### DIRECTIONS FOR THIS TASK
The entries are to be returned exactly, with images left out.

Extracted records
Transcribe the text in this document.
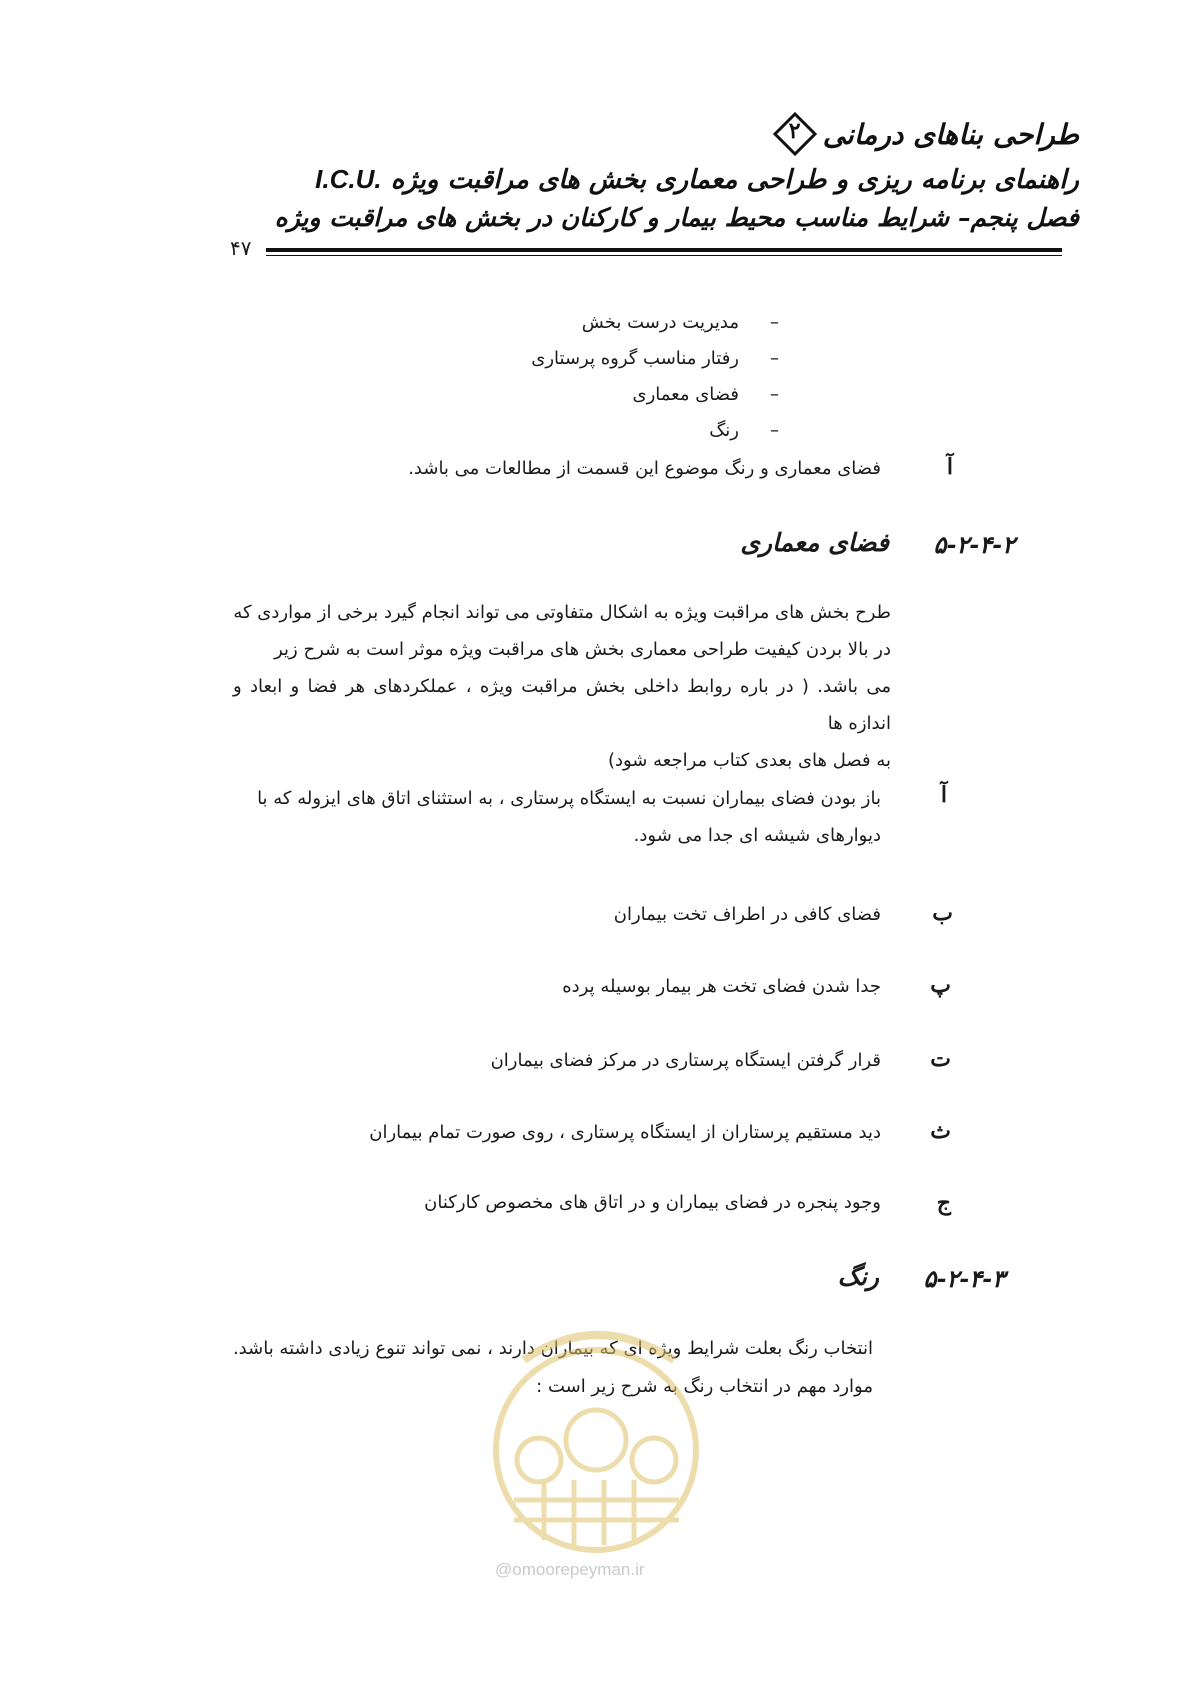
طراحی بناهای درمانی
۲
راهنمای برنامه ریزی و طراحی معماری بخش های مراقبت ویژه I.C.U.
فصل پنجم– شرایط مناسب محیط بیمار و کارکنان در بخش های مراقبت ویژه
۴۷
–
مدیریت درست بخش
–
رفتار مناسب گروه پرستاری
–
فضای معماری
–
رنگ
آ
فضای معماری و رنگ موضوع این قسمت از مطالعات می باشد.
۵-۲-۴-۲
فضای معماری
طرح بخش های مراقبت ویژه به اشکال متفاوتی می تواند انجام گیرد برخی از مواردی که
در بالا بردن کیفیت طراحی معماری بخش های مراقبت ویژه موثر است به شرح زیر
می باشد. ( در باره روابط داخلی بخش مراقبت ویژه ، عملکردهای هر فضا و ابعاد و اندازه ها
به فصل های بعدی کتاب مراجعه شود)
آ
باز بودن فضای بیماران نسبت به ایستگاه پرستاری ، به استثنای اتاق های ایزوله که با
دیوارهای شیشه ای جدا می شود.
ب
فضای کافی در اطراف تخت بیماران
پ
جدا شدن فضای تخت هر بیمار بوسیله پرده
ت
قرار گرفتن ایستگاه پرستاری در مرکز فضای بیماران
ث
دید مستقیم پرستاران از ایستگاه پرستاری ، روی صورت تمام بیماران
ج
وجود پنجره در فضای بیماران و در اتاق های مخصوص کارکنان
۵-۲-۴-۳
رنگ
انتخاب رنگ بعلت شرایط ویژه ای که بیماران دارند ، نمی تواند تنوع زیادی داشته باشد.
موارد مهم در انتخاب رنگ به شرح زیر است :
@omoorepeyman.ir
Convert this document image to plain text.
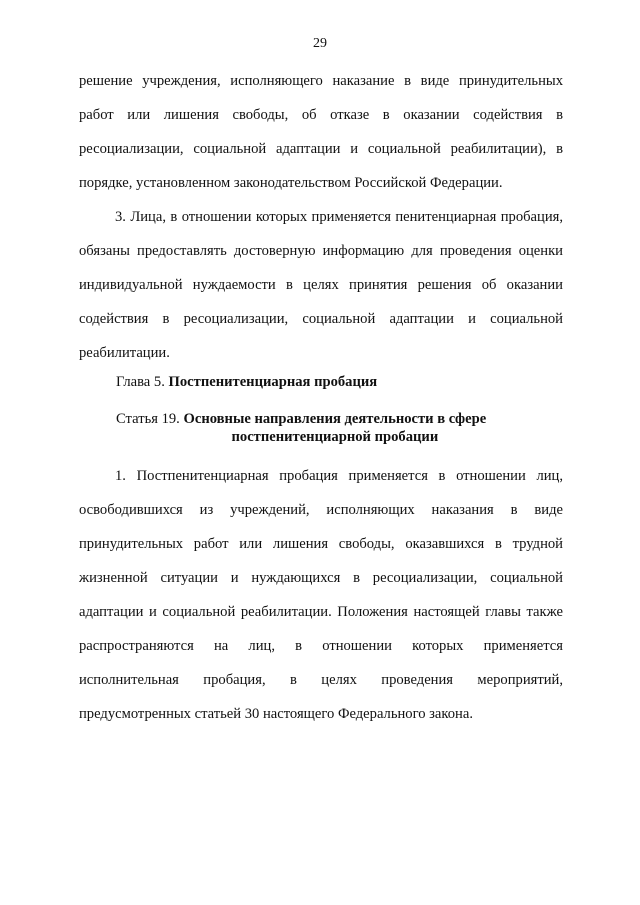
29
решение учреждения, исполняющего наказание в виде принудительных работ или лишения свободы, об отказе в оказании содействия в ресоциализации, социальной адаптации и социальной реабилитации), в порядке, установленном законодательством Российской Федерации.
3. Лица, в отношении которых применяется пенитенциарная пробация, обязаны предоставлять достоверную информацию для проведения оценки индивидуальной нуждаемости в целях принятия решения об оказании содействия в ресоциализации, социальной адаптации и социальной реабилитации.
Глава 5. Постпенитенциарная пробация
Статья 19. Основные направления деятельности в сфере
постпенитенциарной пробации
1. Постпенитенциарная пробация применяется в отношении лиц, освободившихся из учреждений, исполняющих наказания в виде принудительных работ или лишения свободы, оказавшихся в трудной жизненной ситуации и нуждающихся в ресоциализации, социальной адаптации и социальной реабилитации. Положения настоящей главы также распространяются на лиц, в отношении которых применяется исполнительная пробация, в целях проведения мероприятий, предусмотренных статьей 30 настоящего Федерального закона.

### REPLY
Transcribe the text in this document.
طراحی بناهای درمانی
۲
راهنمای برنامه ریزی و طراحی معماری بخش های مراقبت ویژه I.C.U.
فصل پنجم– شرایط مناسب محیط بیمار و کارکنان در بخش های مراقبت ویژه
۴۷
–
مدیریت درست بخش
–
رفتار مناسب گروه پرستاری
–
فضای معماری
–
رنگ
آ
فضای معماری و رنگ موضوع این قسمت از مطالعات می باشد.
۵-۲-۴-۲
فضای معماری
طرح بخش های مراقبت ویژه به اشکال متفاوتی می تواند انجام گیرد برخی از مواردی که
در بالا بردن کیفیت طراحی معماری بخش های مراقبت ویژه موثر است به شرح زیر
می باشد. ( در باره روابط داخلی بخش مراقبت ویژه ، عملکردهای هر فضا و ابعاد و اندازه ها
به فصل های بعدی کتاب مراجعه شود)
آ
باز بودن فضای بیماران نسبت به ایستگاه پرستاری ، به استثنای اتاق های ایزوله که با
دیوارهای شیشه ای جدا می شود.
ب
فضای کافی در اطراف تخت بیماران
پ
جدا شدن فضای تخت هر بیمار بوسیله پرده
ت
قرار گرفتن ایستگاه پرستاری در مرکز فضای بیماران
ث
دید مستقیم پرستاران از ایستگاه پرستاری ، روی صورت تمام بیماران
ج
وجود پنجره در فضای بیماران و در اتاق های مخصوص کارکنان
۵-۲-۴-۳
رنگ
انتخاب رنگ بعلت شرایط ویژه ای که بیماران دارند ، نمی تواند تنوع زیادی داشته باشد.
موارد مهم در انتخاب رنگ به شرح زیر است :
@omoorepeyman.ir
Convert this document image to plain text.
29
решение учреждения, исполняющего наказание в виде принудительных работ или лишения свободы, об отказе в оказании содействия в ресоциализации, социальной адаптации и социальной реабилитации), в порядке, установленном законодательством Российской Федерации.
3. Лица, в отношении которых применяется пенитенциарная пробация, обязаны предоставлять достоверную информацию для проведения оценки индивидуальной нуждаемости в целях принятия решения об оказании содействия в ресоциализации, социальной адаптации и социальной реабилитации.
Глава 5. Постпенитенциарная пробация
Статья 19. Основные направления деятельности в сфере
постпенитенциарной пробации
1. Постпенитенциарная пробация применяется в отношении лиц, освободившихся из учреждений, исполняющих наказания в виде принудительных работ или лишения свободы, оказавшихся в трудной жизненной ситуации и нуждающихся в ресоциализации, социальной адаптации и социальной реабилитации. Положения настоящей главы также распространяются на лиц, в отношении которых применяется исполнительная пробация, в целях проведения мероприятий, предусмотренных статьей 30 настоящего Федерального закона.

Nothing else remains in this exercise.